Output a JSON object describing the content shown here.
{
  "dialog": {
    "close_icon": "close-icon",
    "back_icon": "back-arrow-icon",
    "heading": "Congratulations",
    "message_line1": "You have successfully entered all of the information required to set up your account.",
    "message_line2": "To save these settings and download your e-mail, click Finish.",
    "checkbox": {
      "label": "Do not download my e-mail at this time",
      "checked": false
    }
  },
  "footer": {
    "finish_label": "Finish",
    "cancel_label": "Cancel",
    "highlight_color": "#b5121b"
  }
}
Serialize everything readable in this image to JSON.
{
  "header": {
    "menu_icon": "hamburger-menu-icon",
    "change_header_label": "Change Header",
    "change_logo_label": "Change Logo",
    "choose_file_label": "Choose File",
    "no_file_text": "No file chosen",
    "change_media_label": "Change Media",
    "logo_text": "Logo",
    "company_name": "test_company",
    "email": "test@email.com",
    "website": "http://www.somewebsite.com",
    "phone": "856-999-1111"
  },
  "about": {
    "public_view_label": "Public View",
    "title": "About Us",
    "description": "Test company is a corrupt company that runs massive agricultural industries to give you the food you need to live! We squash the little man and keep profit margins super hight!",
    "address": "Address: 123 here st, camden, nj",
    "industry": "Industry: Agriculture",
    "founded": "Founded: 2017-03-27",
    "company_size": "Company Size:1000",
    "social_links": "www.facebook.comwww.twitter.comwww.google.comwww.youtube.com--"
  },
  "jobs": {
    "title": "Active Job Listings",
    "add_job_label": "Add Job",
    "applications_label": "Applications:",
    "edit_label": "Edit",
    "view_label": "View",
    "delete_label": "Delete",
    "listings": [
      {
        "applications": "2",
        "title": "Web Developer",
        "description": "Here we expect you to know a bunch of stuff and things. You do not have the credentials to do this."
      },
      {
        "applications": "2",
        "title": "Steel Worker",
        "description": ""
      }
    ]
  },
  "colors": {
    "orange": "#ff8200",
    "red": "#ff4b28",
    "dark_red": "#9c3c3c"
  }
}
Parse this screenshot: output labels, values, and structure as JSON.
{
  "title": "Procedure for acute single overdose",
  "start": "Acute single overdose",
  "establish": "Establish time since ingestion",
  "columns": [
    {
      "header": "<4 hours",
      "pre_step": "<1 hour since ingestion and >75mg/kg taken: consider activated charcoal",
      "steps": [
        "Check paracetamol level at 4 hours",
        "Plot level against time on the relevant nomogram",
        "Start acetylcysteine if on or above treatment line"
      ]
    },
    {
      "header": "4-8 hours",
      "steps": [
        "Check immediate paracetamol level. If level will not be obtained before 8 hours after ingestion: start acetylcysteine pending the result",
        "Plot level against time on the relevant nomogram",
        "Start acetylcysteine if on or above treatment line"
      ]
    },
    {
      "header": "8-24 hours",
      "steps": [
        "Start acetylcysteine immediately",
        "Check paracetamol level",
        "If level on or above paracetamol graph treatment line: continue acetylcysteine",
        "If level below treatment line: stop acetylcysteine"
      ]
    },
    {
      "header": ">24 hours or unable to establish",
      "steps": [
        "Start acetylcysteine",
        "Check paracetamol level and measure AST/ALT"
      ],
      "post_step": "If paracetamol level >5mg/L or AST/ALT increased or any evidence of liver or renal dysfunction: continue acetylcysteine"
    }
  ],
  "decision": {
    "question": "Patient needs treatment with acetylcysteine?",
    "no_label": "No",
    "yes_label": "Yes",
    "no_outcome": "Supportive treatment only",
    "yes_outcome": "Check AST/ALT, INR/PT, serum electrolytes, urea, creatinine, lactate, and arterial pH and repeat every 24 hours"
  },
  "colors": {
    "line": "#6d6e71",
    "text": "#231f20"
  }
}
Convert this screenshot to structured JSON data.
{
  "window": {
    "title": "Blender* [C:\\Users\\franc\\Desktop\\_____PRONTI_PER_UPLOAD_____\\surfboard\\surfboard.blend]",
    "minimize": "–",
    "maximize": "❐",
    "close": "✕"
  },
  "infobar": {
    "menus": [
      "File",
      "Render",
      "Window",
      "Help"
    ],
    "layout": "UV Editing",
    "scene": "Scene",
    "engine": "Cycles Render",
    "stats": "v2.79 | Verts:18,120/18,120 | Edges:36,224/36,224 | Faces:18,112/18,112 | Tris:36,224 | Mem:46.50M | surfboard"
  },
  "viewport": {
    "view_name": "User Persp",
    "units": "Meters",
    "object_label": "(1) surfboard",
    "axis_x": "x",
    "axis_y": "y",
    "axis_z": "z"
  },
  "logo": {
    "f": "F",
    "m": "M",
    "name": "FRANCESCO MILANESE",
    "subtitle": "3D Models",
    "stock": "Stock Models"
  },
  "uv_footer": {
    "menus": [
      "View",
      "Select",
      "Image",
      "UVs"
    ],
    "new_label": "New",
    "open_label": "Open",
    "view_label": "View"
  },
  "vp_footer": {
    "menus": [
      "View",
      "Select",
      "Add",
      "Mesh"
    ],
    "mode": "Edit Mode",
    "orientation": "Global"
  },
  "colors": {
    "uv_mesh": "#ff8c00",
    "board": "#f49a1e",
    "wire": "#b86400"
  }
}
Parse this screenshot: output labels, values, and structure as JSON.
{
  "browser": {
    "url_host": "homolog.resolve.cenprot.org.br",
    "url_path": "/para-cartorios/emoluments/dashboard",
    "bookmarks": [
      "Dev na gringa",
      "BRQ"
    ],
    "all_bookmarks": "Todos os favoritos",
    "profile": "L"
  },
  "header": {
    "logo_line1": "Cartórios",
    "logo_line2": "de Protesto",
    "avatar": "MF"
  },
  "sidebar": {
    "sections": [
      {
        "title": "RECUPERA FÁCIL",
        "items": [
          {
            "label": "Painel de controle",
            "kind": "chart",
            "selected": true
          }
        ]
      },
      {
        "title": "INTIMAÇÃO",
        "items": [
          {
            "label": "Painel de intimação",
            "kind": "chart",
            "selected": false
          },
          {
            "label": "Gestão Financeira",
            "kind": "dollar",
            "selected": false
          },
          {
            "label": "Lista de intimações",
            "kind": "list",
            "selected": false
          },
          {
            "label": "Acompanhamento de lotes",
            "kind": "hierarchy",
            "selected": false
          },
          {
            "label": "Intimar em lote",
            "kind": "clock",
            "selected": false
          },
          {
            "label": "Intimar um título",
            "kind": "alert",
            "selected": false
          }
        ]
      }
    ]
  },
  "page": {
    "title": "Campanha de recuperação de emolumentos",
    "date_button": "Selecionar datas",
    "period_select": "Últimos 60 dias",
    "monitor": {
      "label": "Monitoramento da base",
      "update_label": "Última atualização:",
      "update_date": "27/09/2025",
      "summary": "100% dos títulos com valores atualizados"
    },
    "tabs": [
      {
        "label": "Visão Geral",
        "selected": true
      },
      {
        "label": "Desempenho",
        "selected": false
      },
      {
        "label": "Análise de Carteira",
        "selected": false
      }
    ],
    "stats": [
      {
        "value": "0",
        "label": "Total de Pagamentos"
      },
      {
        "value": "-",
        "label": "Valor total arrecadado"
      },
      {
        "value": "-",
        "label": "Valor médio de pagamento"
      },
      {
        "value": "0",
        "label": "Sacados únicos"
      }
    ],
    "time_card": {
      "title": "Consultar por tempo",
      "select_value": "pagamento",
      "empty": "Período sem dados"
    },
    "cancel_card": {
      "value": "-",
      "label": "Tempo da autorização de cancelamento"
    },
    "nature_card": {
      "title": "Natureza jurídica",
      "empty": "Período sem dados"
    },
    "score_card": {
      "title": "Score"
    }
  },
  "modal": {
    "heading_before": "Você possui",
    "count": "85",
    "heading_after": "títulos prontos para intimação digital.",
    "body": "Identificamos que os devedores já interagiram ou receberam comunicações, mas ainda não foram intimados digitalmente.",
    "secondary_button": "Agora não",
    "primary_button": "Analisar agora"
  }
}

-.-.-

• **Written problem**
List the lines that contain the word "Intimar".

• **Written solution**
            "label": "Intimar em lote",
            "label": "Intimar um título",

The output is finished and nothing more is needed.